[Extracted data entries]
<<<<

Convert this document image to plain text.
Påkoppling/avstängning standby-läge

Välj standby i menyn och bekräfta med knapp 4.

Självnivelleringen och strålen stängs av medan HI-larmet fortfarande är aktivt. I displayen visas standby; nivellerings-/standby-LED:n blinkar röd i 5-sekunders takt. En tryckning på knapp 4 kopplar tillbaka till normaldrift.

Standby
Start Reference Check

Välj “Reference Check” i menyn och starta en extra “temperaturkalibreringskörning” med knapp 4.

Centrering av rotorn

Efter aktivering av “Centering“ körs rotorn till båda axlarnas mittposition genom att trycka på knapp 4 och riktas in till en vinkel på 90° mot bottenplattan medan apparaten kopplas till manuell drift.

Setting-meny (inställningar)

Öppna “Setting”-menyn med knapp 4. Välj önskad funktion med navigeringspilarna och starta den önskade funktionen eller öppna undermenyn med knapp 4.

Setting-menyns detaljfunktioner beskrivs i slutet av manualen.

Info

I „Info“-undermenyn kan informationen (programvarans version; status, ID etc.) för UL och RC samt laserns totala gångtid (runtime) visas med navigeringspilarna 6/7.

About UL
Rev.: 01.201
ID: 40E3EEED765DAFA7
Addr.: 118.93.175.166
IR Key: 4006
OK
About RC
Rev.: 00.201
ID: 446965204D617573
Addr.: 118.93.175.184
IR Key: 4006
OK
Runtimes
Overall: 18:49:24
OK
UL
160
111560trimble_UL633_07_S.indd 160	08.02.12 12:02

>>>>

▶ What the task asks
Please return every entry exactly as it appears.

▶ Exercise output
Convert this document image to plain text.
Påkoppling/avstängning standby-läge

Välj standby i menyn och bekräfta med knapp 4.

Självnivelleringen och strålen stängs av medan HI-larmet fortfarande är aktivt. I displayen visas standby; nivellerings-/standby-LED:n blinkar röd i 5-sekunders takt. En tryckning på knapp 4 kopplar tillbaka till normaldrift.

Standby
Start Reference Check

Välj “Reference Check” i menyn och starta en extra “temperaturkalibreringskörning” med knapp 4.

Centrering av rotorn

Efter aktivering av “Centering“ körs rotorn till båda axlarnas mittposition genom att trycka på knapp 4 och riktas in till en vinkel på 90° mot bottenplattan medan apparaten kopplas till manuell drift.

Setting-meny (inställningar)

Öppna “Setting”-menyn med knapp 4. Välj önskad funktion med navigeringspilarna och starta den önskade funktionen eller öppna undermenyn med knapp 4.

Setting-menyns detaljfunktioner beskrivs i slutet av manualen.

Info

I „Info“-undermenyn kan informationen (programvarans version; status, ID etc.) för UL och RC samt laserns totala gångtid (runtime) visas med navigeringspilarna 6/7.

About UL
Rev.: 01.201
ID: 40E3EEED765DAFA7
Addr.: 118.93.175.166
IR Key: 4006
OK
About RC
Rev.: 00.201
ID: 446965204D617573
Addr.: 118.93.175.184
IR Key: 4006
OK
Runtimes
Overall: 18:49:24
OK
UL
160
111560trimble_UL633_07_S.indd 160	08.02.12 12:02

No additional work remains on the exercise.